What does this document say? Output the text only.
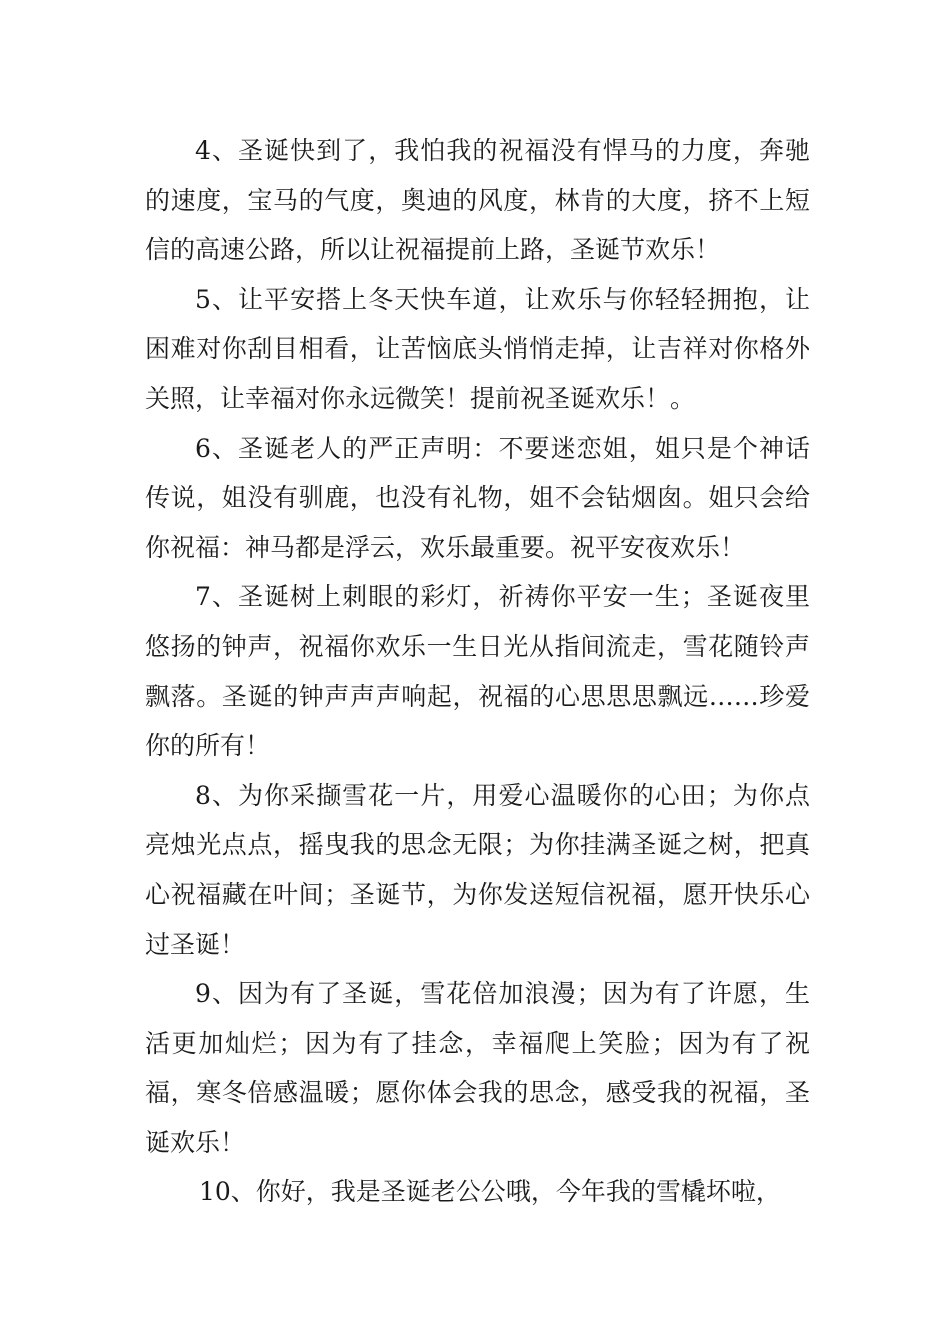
4、圣诞快到了，我怕我的祝福没有悍马的力度，奔驰的速度，宝马的气度，奥迪的风度，林肯的大度，挤不上短信的高速公路，所以让祝福提前上路，圣诞节欢乐！

5、让平安搭上冬天快车道，让欢乐与你轻轻拥抱，让困难对你刮目相看，让苦恼底头悄悄走掉，让吉祥对你格外关照，让幸福对你永远微笑！提前祝圣诞欢乐！。

6、圣诞老人的严正声明：不要迷恋姐，姐只是个神话传说，姐没有驯鹿，也没有礼物，姐不会钻烟囱。姐只会给你祝福：神马都是浮云，欢乐最重要。祝平安夜欢乐！

7、圣诞树上刺眼的彩灯，祈祷你平安一生；圣诞夜里悠扬的钟声，祝福你欢乐一生日光从指间流走，雪花随铃声飘落。圣诞的钟声声声响起，祝福的心思思思飘远……珍爱你的所有！

8、为你采撷雪花一片，用爱心温暖你的心田；为你点亮烛光点点，摇曳我的思念无限；为你挂满圣诞之树，把真心祝福藏在叶间；圣诞节，为你发送短信祝福，愿开快乐心过圣诞！

9、因为有了圣诞，雪花倍加浪漫；因为有了许愿，生活更加灿烂；因为有了挂念，幸福爬上笑脸；因为有了祝福，寒冬倍感温暖；愿你体会我的思念，感受我的祝福，圣诞欢乐！

10、你好，我是圣诞老公公哦，今年我的雪橇坏啦，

==*==

**EXERCISE REQUIREMENTS:**
Restate the data above word for word. Do not include the images.

**TASK ANSWER:**
What does this document say? Output the text only.
4、圣诞快到了，我怕我的祝福没有悍马的力度，奔驰的速度，宝马的气度，奥迪的风度，林肯的大度，挤不上短信的高速公路，所以让祝福提前上路，圣诞节欢乐！

5、让平安搭上冬天快车道，让欢乐与你轻轻拥抱，让困难对你刮目相看，让苦恼底头悄悄走掉，让吉祥对你格外关照，让幸福对你永远微笑！提前祝圣诞欢乐！。

6、圣诞老人的严正声明：不要迷恋姐，姐只是个神话传说，姐没有驯鹿，也没有礼物，姐不会钻烟囱。姐只会给你祝福：神马都是浮云，欢乐最重要。祝平安夜欢乐！

7、圣诞树上刺眼的彩灯，祈祷你平安一生；圣诞夜里悠扬的钟声，祝福你欢乐一生日光从指间流走，雪花随铃声飘落。圣诞的钟声声声响起，祝福的心思思思飘远……珍爱你的所有！

8、为你采撷雪花一片，用爱心温暖你的心田；为你点亮烛光点点，摇曳我的思念无限；为你挂满圣诞之树，把真心祝福藏在叶间；圣诞节，为你发送短信祝福，愿开快乐心过圣诞！

9、因为有了圣诞，雪花倍加浪漫；因为有了许愿，生活更加灿烂；因为有了挂念，幸福爬上笑脸；因为有了祝福，寒冬倍感温暖；愿你体会我的思念，感受我的祝福，圣诞欢乐！

10、你好，我是圣诞老公公哦，今年我的雪橇坏啦，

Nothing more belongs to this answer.